___ Data shown

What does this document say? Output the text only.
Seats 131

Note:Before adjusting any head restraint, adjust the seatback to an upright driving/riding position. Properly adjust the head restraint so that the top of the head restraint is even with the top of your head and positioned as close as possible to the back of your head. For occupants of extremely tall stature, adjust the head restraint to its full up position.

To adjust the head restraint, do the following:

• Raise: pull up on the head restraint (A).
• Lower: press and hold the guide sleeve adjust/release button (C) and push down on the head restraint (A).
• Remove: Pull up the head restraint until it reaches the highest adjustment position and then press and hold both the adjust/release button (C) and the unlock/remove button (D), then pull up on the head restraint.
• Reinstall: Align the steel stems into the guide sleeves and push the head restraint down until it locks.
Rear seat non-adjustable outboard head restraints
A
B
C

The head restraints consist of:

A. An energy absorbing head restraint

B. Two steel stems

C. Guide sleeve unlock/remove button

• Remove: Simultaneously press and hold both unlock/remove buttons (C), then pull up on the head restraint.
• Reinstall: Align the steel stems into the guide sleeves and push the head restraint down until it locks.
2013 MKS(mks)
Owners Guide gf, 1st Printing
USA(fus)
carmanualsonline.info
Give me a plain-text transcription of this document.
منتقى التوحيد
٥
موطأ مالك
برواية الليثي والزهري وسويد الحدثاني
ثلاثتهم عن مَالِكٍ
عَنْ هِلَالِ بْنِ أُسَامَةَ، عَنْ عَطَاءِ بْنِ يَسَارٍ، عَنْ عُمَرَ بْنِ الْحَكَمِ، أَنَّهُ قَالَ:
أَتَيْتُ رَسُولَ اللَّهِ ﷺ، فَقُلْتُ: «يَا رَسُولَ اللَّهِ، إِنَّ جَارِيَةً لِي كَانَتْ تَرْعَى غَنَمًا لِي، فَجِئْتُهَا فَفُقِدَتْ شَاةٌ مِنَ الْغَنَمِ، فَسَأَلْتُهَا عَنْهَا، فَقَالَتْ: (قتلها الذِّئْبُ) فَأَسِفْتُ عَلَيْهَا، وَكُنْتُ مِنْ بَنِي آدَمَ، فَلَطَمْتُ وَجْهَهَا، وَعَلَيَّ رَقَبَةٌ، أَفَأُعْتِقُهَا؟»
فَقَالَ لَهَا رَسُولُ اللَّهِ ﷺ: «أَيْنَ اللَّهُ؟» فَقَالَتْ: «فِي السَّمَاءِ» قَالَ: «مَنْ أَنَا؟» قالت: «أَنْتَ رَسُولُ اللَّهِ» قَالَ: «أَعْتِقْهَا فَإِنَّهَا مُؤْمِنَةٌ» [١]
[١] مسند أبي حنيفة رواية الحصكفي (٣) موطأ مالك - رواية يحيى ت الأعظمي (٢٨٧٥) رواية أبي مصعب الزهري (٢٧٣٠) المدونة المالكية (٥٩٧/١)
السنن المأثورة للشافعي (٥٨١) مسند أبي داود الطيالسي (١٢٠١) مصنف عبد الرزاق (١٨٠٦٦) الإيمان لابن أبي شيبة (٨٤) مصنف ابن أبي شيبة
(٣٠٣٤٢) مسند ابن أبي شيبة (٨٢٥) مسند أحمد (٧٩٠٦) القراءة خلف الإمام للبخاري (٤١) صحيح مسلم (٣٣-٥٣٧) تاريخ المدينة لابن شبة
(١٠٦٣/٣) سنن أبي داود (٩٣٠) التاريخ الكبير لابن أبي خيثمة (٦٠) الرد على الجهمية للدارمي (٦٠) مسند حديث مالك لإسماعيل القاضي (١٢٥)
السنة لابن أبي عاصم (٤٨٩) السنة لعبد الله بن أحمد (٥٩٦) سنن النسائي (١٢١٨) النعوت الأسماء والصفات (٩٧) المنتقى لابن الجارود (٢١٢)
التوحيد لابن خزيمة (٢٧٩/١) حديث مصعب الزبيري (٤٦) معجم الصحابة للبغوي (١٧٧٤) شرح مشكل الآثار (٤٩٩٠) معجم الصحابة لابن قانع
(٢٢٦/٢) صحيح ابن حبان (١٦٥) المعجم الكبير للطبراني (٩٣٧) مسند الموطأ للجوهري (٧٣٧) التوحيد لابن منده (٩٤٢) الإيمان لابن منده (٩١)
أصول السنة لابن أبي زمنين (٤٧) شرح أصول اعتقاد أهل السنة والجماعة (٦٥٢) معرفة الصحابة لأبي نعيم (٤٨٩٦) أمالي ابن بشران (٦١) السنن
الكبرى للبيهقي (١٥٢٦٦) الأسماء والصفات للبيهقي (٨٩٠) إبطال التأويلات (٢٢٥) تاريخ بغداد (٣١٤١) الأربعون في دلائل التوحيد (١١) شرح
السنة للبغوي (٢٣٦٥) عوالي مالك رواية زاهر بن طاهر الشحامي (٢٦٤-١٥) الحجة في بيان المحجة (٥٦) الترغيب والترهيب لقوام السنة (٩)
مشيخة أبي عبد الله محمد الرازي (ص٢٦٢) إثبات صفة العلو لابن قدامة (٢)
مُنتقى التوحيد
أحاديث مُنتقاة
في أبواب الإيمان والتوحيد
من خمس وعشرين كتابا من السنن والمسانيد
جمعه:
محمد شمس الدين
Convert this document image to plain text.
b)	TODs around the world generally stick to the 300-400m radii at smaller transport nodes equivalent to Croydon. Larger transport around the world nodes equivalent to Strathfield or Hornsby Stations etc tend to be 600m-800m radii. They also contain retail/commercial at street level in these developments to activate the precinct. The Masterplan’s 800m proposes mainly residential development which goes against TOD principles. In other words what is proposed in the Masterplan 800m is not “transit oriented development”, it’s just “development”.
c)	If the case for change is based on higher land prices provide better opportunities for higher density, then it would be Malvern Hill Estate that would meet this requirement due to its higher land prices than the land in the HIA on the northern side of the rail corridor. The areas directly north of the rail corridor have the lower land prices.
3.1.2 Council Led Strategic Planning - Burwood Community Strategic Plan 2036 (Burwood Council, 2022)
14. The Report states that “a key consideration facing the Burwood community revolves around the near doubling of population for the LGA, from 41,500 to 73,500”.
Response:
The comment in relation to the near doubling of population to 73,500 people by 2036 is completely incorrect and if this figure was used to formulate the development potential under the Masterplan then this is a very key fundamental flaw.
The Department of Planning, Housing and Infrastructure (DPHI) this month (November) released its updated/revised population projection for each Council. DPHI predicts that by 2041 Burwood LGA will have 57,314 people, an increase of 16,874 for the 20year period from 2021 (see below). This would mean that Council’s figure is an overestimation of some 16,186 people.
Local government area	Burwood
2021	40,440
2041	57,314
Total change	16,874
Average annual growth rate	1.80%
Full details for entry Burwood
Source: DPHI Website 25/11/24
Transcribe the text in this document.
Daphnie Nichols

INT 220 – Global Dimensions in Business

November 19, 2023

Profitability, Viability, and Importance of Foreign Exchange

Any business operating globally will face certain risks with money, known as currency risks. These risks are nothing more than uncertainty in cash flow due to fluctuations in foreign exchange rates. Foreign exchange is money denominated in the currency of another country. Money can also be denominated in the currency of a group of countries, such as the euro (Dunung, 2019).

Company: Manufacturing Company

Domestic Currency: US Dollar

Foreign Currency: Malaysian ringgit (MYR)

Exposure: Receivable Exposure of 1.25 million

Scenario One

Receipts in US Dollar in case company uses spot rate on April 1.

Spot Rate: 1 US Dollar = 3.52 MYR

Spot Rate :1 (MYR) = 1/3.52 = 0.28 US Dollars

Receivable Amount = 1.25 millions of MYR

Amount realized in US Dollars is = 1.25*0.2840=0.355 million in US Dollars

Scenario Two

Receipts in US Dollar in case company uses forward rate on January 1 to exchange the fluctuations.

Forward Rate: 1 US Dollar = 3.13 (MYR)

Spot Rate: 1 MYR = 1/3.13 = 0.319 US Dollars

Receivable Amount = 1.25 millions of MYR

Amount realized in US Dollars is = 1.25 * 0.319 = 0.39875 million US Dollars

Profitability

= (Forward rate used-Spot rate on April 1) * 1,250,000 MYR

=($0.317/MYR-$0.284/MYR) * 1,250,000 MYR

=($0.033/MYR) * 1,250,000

______

* **Aim**
Write out every line of the listing that holds the word "حديث".

* **Written response**
(١٠٦٣/٣) سنن أبي داود (٩٣٠) التاريخ الكبير لابن أبي خيثمة (٦٠) الرد على الجهمية للدارمي (٦٠) مسند حديث مالك لإسماعيل القاضي (١٢٥)
التوحيد لابن خزيمة (٢٧٩/١) حديث مصعب الزبيري (٤٦) معجم الصحابة للبغوي (١٧٧٤) شرح مشكل الآثار (٤٩٩٠) معجم الصحابة لابن قانع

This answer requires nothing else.